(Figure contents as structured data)
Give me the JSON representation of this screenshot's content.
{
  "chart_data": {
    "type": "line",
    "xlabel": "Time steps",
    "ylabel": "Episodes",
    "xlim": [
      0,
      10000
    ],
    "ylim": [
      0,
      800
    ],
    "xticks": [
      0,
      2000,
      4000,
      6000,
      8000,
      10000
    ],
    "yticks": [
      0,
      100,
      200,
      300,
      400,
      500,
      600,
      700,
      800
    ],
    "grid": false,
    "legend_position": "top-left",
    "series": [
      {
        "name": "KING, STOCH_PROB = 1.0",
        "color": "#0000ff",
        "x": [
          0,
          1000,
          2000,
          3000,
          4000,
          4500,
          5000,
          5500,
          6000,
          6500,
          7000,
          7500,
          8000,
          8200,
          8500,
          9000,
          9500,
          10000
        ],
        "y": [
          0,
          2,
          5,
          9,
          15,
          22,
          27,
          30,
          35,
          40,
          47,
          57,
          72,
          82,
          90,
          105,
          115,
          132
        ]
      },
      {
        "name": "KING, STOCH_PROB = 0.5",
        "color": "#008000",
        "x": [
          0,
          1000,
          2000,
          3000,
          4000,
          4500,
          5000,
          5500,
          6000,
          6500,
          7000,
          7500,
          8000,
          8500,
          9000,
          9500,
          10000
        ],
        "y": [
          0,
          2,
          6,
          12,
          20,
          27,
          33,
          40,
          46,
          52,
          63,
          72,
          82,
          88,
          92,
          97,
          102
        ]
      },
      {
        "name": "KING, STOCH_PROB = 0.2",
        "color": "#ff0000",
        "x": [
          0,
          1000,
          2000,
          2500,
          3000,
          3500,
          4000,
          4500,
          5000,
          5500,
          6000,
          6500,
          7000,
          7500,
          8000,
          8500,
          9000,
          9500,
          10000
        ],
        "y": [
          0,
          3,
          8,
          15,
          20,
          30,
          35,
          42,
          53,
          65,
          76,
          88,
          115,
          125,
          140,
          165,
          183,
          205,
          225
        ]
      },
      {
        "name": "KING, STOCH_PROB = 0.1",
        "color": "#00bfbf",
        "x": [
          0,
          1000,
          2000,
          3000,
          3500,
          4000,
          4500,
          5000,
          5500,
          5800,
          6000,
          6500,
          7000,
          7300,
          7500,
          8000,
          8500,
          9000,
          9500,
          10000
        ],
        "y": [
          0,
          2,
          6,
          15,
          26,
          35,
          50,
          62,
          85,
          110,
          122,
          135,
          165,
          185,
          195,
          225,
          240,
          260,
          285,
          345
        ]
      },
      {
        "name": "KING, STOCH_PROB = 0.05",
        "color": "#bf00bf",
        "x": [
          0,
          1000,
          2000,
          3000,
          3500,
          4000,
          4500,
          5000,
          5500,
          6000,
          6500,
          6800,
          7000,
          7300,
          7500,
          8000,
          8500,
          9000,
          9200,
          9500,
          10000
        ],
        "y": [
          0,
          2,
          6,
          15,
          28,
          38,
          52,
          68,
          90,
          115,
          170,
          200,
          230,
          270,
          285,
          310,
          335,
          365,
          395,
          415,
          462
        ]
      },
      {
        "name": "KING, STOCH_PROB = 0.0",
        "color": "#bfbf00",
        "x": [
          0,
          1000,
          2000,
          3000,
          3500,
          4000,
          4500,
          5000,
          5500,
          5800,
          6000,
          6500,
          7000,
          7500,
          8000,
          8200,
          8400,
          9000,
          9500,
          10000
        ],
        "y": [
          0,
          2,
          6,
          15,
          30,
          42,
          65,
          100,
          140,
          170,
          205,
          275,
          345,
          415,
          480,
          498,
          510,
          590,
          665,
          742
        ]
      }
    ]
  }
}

• Instruction
Only the number is required: the count of lines containing the word "KING".

• Output of the task
6